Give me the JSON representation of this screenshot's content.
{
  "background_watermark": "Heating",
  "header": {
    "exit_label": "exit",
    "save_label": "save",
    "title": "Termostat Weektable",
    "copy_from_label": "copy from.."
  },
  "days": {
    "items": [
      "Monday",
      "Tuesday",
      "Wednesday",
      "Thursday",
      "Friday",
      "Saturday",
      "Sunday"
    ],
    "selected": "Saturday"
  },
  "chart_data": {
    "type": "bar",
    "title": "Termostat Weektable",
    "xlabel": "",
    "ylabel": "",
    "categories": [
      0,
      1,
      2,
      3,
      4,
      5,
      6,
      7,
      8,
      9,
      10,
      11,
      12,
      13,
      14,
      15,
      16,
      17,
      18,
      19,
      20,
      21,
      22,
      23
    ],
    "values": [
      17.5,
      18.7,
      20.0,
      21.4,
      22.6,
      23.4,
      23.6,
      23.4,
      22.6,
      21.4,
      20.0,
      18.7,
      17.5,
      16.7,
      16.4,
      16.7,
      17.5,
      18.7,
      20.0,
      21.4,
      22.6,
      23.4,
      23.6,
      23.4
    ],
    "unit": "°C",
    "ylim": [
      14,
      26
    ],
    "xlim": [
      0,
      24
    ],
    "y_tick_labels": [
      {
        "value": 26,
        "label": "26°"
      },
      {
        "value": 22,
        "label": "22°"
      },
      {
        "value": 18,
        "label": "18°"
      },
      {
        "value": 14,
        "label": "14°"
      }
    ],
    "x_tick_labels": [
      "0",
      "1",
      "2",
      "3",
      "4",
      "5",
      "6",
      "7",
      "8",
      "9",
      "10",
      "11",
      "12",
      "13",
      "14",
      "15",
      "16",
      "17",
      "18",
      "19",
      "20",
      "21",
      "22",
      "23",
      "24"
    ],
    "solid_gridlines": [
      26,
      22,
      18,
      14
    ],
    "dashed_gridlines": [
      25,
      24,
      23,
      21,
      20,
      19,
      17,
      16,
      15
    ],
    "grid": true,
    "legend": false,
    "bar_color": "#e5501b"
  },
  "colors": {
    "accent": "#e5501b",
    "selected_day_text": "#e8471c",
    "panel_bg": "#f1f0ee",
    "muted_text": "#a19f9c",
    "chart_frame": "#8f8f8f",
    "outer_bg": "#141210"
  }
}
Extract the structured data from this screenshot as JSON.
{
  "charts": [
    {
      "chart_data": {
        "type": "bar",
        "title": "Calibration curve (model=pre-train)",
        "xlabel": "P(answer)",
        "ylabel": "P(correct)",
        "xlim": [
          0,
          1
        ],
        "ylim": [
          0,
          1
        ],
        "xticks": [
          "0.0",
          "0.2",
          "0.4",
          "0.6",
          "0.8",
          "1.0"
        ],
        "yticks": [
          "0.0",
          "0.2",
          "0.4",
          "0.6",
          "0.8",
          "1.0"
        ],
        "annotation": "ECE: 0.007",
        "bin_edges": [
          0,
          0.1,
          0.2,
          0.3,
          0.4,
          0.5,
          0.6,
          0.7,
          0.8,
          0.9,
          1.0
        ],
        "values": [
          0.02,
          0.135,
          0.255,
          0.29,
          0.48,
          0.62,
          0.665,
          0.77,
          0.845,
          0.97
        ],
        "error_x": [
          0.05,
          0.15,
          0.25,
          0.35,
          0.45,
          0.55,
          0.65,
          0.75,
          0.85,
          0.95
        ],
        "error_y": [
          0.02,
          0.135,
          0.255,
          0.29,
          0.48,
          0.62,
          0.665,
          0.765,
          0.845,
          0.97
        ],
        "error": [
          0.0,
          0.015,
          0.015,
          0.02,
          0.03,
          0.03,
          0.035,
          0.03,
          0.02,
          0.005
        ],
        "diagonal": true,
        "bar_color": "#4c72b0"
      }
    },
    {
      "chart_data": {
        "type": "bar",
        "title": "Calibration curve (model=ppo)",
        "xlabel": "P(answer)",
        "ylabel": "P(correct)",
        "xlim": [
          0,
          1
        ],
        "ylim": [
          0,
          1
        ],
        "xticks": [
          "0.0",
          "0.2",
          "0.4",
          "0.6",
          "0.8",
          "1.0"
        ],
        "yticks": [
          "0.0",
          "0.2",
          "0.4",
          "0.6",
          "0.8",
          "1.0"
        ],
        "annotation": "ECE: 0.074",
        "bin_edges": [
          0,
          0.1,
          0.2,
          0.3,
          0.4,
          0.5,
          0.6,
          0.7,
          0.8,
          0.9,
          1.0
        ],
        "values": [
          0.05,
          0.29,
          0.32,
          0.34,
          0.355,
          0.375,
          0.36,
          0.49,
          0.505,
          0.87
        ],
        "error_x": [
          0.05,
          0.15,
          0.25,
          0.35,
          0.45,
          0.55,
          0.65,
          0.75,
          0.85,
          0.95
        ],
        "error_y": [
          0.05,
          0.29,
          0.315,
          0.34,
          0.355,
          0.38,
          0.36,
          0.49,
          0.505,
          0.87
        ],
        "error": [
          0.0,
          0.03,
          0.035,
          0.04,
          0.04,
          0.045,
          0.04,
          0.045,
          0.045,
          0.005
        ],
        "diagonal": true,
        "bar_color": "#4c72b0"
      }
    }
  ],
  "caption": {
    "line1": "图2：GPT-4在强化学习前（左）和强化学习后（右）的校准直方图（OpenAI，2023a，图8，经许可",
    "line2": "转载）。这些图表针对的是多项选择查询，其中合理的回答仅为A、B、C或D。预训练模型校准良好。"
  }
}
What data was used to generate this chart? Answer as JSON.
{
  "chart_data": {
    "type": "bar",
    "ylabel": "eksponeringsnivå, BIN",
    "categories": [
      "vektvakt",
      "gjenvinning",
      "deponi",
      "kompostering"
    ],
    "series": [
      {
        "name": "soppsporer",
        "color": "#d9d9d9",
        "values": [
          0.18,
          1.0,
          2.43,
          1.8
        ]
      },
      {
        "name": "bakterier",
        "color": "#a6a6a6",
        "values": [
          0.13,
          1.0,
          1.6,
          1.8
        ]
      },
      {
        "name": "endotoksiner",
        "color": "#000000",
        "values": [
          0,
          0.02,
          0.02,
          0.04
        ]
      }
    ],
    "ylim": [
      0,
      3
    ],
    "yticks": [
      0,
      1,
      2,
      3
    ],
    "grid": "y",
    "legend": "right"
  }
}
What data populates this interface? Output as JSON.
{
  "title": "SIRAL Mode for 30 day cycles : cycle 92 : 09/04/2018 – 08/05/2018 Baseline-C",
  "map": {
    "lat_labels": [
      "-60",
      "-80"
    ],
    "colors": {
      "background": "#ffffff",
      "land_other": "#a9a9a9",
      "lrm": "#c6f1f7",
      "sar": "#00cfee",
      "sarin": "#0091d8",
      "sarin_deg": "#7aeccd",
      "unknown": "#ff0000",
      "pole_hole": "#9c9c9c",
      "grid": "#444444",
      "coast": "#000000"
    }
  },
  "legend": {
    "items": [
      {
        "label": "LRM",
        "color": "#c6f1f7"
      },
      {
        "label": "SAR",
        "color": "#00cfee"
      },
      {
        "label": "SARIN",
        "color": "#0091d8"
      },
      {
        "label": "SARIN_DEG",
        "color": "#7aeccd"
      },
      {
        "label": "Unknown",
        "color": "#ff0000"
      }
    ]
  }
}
- - - - -
#### [Goal of the exercise]
Write down all the entries again without a single difference.

#### [Solution]
Give me the JSON representation of this screenshot's content.
{
  "background_watermark": "Heating",
  "header": {
    "exit_label": "exit",
    "save_label": "save",
    "title": "Termostat Weektable",
    "copy_from_label": "copy from.."
  },
  "days": {
    "items": [
      "Monday",
      "Tuesday",
      "Wednesday",
      "Thursday",
      "Friday",
      "Saturday",
      "Sunday"
    ],
    "selected": "Saturday"
  },
  "chart_data": {
    "type": "bar",
    "title": "Termostat Weektable",
    "xlabel": "",
    "ylabel": "",
    "categories": [
      0,
      1,
      2,
      3,
      4,
      5,
      6,
      7,
      8,
      9,
      10,
      11,
      12,
      13,
      14,
      15,
      16,
      17,
      18,
      19,
      20,
      21,
      22,
      23
    ],
    "values": [
      17.5,
      18.7,
      20.0,
      21.4,
      22.6,
      23.4,
      23.6,
      23.4,
      22.6,
      21.4,
      20.0,
      18.7,
      17.5,
      16.7,
      16.4,
      16.7,
      17.5,
      18.7,
      20.0,
      21.4,
      22.6,
      23.4,
      23.6,
      23.4
    ],
    "unit": "°C",
    "ylim": [
      14,
      26
    ],
    "xlim": [
      0,
      24
    ],
    "y_tick_labels": [
      {
        "value": 26,
        "label": "26°"
      },
      {
        "value": 22,
        "label": "22°"
      },
      {
        "value": 18,
        "label": "18°"
      },
      {
        "value": 14,
        "label": "14°"
      }
    ],
    "x_tick_labels": [
      "0",
      "1",
      "2",
      "3",
      "4",
      "5",
      "6",
      "7",
      "8",
      "9",
      "10",
      "11",
      "12",
      "13",
      "14",
      "15",
      "16",
      "17",
      "18",
      "19",
      "20",
      "21",
      "22",
      "23",
      "24"
    ],
    "solid_gridlines": [
      26,
      22,
      18,
      14
    ],
    "dashed_gridlines": [
      25,
      24,
      23,
      21,
      20,
      19,
      17,
      16,
      15
    ],
    "grid": true,
    "legend": false,
    "bar_color": "#e5501b"
  },
  "colors": {
    "accent": "#e5501b",
    "selected_day_text": "#e8471c",
    "panel_bg": "#f1f0ee",
    "muted_text": "#a19f9c",
    "chart_frame": "#8f8f8f",
    "outer_bg": "#141210"
  }
}
Extract the structured data from this screenshot as JSON.
{
  "charts": [
    {
      "chart_data": {
        "type": "bar",
        "title": "Calibration curve (model=pre-train)",
        "xlabel": "P(answer)",
        "ylabel": "P(correct)",
        "xlim": [
          0,
          1
        ],
        "ylim": [
          0,
          1
        ],
        "xticks": [
          "0.0",
          "0.2",
          "0.4",
          "0.6",
          "0.8",
          "1.0"
        ],
        "yticks": [
          "0.0",
          "0.2",
          "0.4",
          "0.6",
          "0.8",
          "1.0"
        ],
        "annotation": "ECE: 0.007",
        "bin_edges": [
          0,
          0.1,
          0.2,
          0.3,
          0.4,
          0.5,
          0.6,
          0.7,
          0.8,
          0.9,
          1.0
        ],
        "values": [
          0.02,
          0.135,
          0.255,
          0.29,
          0.48,
          0.62,
          0.665,
          0.77,
          0.845,
          0.97
        ],
        "error_x": [
          0.05,
          0.15,
          0.25,
          0.35,
          0.45,
          0.55,
          0.65,
          0.75,
          0.85,
          0.95
        ],
        "error_y": [
          0.02,
          0.135,
          0.255,
          0.29,
          0.48,
          0.62,
          0.665,
          0.765,
          0.845,
          0.97
        ],
        "error": [
          0.0,
          0.015,
          0.015,
          0.02,
          0.03,
          0.03,
          0.035,
          0.03,
          0.02,
          0.005
        ],
        "diagonal": true,
        "bar_color": "#4c72b0"
      }
    },
    {
      "chart_data": {
        "type": "bar",
        "title": "Calibration curve (model=ppo)",
        "xlabel": "P(answer)",
        "ylabel": "P(correct)",
        "xlim": [
          0,
          1
        ],
        "ylim": [
          0,
          1
        ],
        "xticks": [
          "0.0",
          "0.2",
          "0.4",
          "0.6",
          "0.8",
          "1.0"
        ],
        "yticks": [
          "0.0",
          "0.2",
          "0.4",
          "0.6",
          "0.8",
          "1.0"
        ],
        "annotation": "ECE: 0.074",
        "bin_edges": [
          0,
          0.1,
          0.2,
          0.3,
          0.4,
          0.5,
          0.6,
          0.7,
          0.8,
          0.9,
          1.0
        ],
        "values": [
          0.05,
          0.29,
          0.32,
          0.34,
          0.355,
          0.375,
          0.36,
          0.49,
          0.505,
          0.87
        ],
        "error_x": [
          0.05,
          0.15,
          0.25,
          0.35,
          0.45,
          0.55,
          0.65,
          0.75,
          0.85,
          0.95
        ],
        "error_y": [
          0.05,
          0.29,
          0.315,
          0.34,
          0.355,
          0.38,
          0.36,
          0.49,
          0.505,
          0.87
        ],
        "error": [
          0.0,
          0.03,
          0.035,
          0.04,
          0.04,
          0.045,
          0.04,
          0.045,
          0.045,
          0.005
        ],
        "diagonal": true,
        "bar_color": "#4c72b0"
      }
    }
  ],
  "caption": {
    "line1": "图2：GPT-4在强化学习前（左）和强化学习后（右）的校准直方图（OpenAI，2023a，图8，经许可",
    "line2": "转载）。这些图表针对的是多项选择查询，其中合理的回答仅为A、B、C或D。预训练模型校准良好。"
  }
}
What data was used to generate this chart? Answer as JSON.
{
  "chart_data": {
    "type": "bar",
    "ylabel": "eksponeringsnivå, BIN",
    "categories": [
      "vektvakt",
      "gjenvinning",
      "deponi",
      "kompostering"
    ],
    "series": [
      {
        "name": "soppsporer",
        "color": "#d9d9d9",
        "values": [
          0.18,
          1.0,
          2.43,
          1.8
        ]
      },
      {
        "name": "bakterier",
        "color": "#a6a6a6",
        "values": [
          0.13,
          1.0,
          1.6,
          1.8
        ]
      },
      {
        "name": "endotoksiner",
        "color": "#000000",
        "values": [
          0,
          0.02,
          0.02,
          0.04
        ]
      }
    ],
    "ylim": [
      0,
      3
    ],
    "yticks": [
      0,
      1,
      2,
      3
    ],
    "grid": "y",
    "legend": "right"
  }
}
What data populates this interface? Output as JSON.
{
  "title": "SIRAL Mode for 30 day cycles : cycle 92 : 09/04/2018 – 08/05/2018 Baseline-C",
  "map": {
    "lat_labels": [
      "-60",
      "-80"
    ],
    "colors": {
      "background": "#ffffff",
      "land_other": "#a9a9a9",
      "lrm": "#c6f1f7",
      "sar": "#00cfee",
      "sarin": "#0091d8",
      "sarin_deg": "#7aeccd",
      "unknown": "#ff0000",
      "pole_hole": "#9c9c9c",
      "grid": "#444444",
      "coast": "#000000"
    }
  },
  "legend": {
    "items": [
      {
        "label": "LRM",
        "color": "#c6f1f7"
      },
      {
        "label": "SAR",
        "color": "#00cfee"
      },
      {
        "label": "SARIN",
        "color": "#0091d8"
      },
      {
        "label": "SARIN_DEG",
        "color": "#7aeccd"
      },
      {
        "label": "Unknown",
        "color": "#ff0000"
      }
    ]
  }
}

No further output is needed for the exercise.